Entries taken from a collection
★ ★ ★

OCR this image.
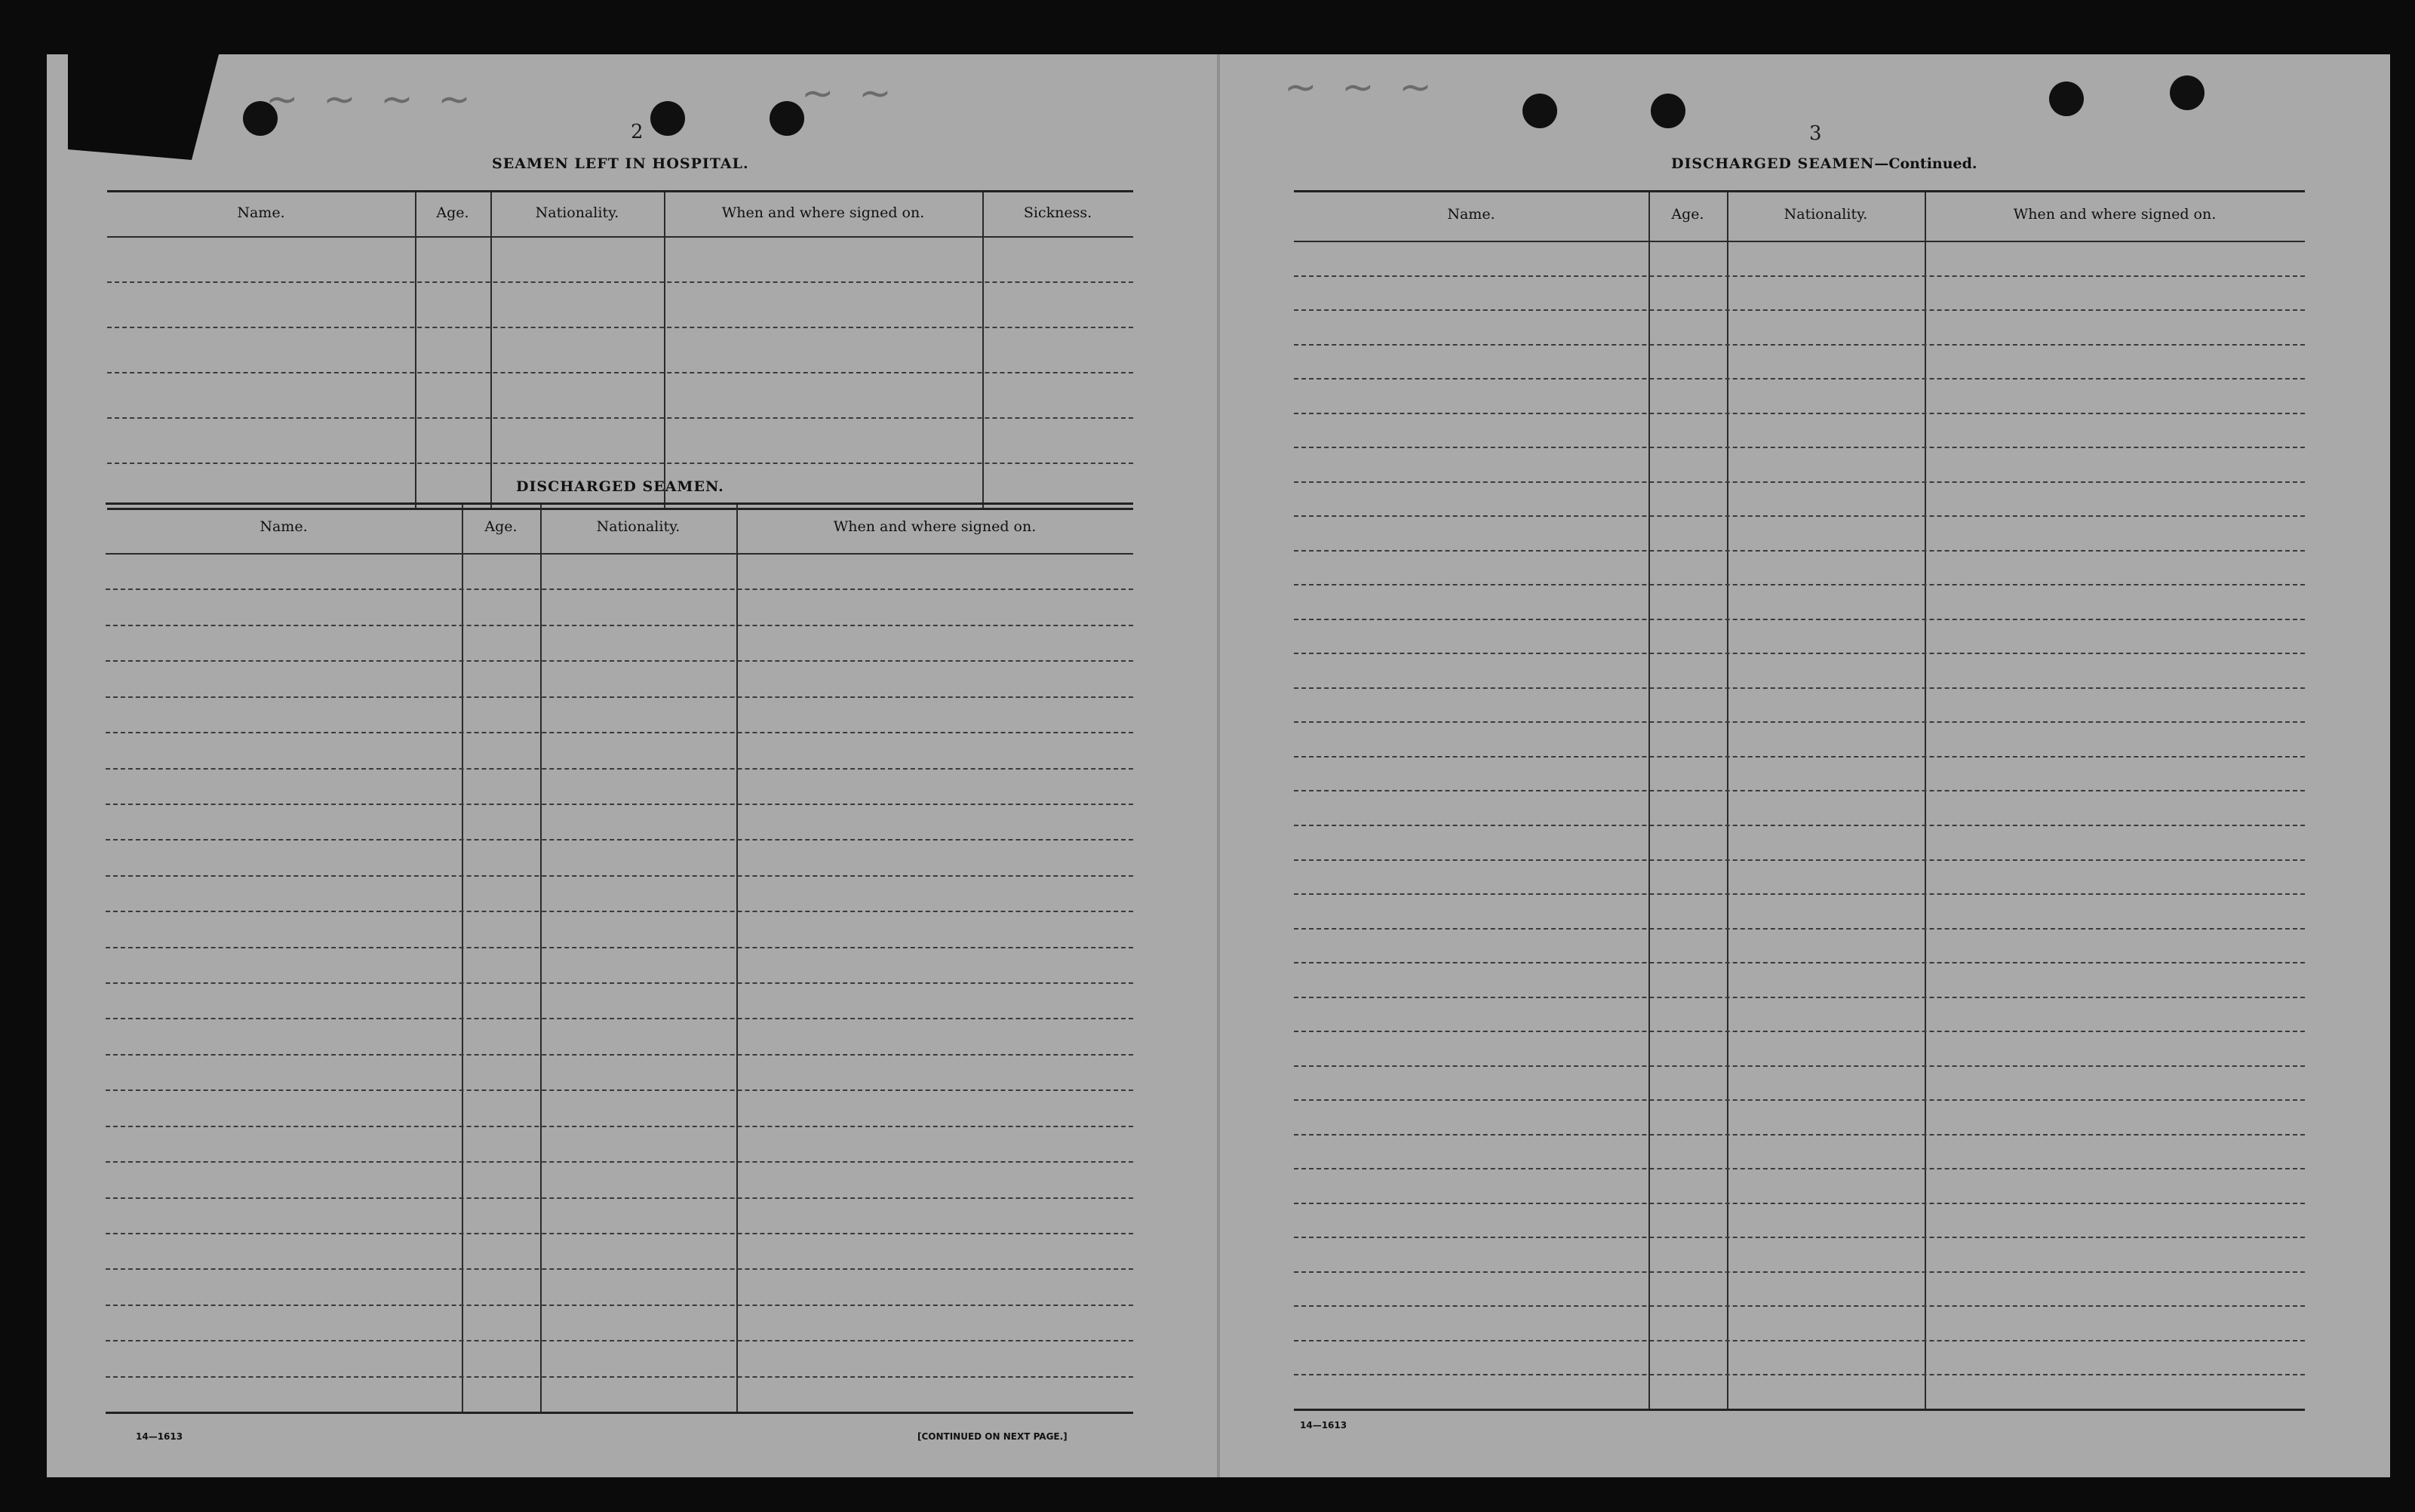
~ ~ ~ ~	~ ~	~ ~ ~
2
SEAMEN LEFT IN HOSPITAL.
Name.	Age.	Nationality.	When and where signed on.	Sickness.
DISCHARGED SEAMEN.
Name.	Age.	Nationality.	When and where signed on.
14—1613	[CONTINUED ON NEXT PAGE.]
3
DISCHARGED SEAMEN—Continued.
Name.	Age.	Nationality.	When and where signed on.
14—1613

★ ★ ★

Exclude the images, then output the data above word for word.

OCR this image.
~ ~ ~ ~	~ ~	~ ~ ~
2
SEAMEN LEFT IN HOSPITAL.
Name.	Age.	Nationality.	When and where signed on.	Sickness.
DISCHARGED SEAMEN.
Name.	Age.	Nationality.	When and where signed on.
14—1613	[CONTINUED ON NEXT PAGE.]
3
DISCHARGED SEAMEN—Continued.
Name.	Age.	Nationality.	When and where signed on.
14—1613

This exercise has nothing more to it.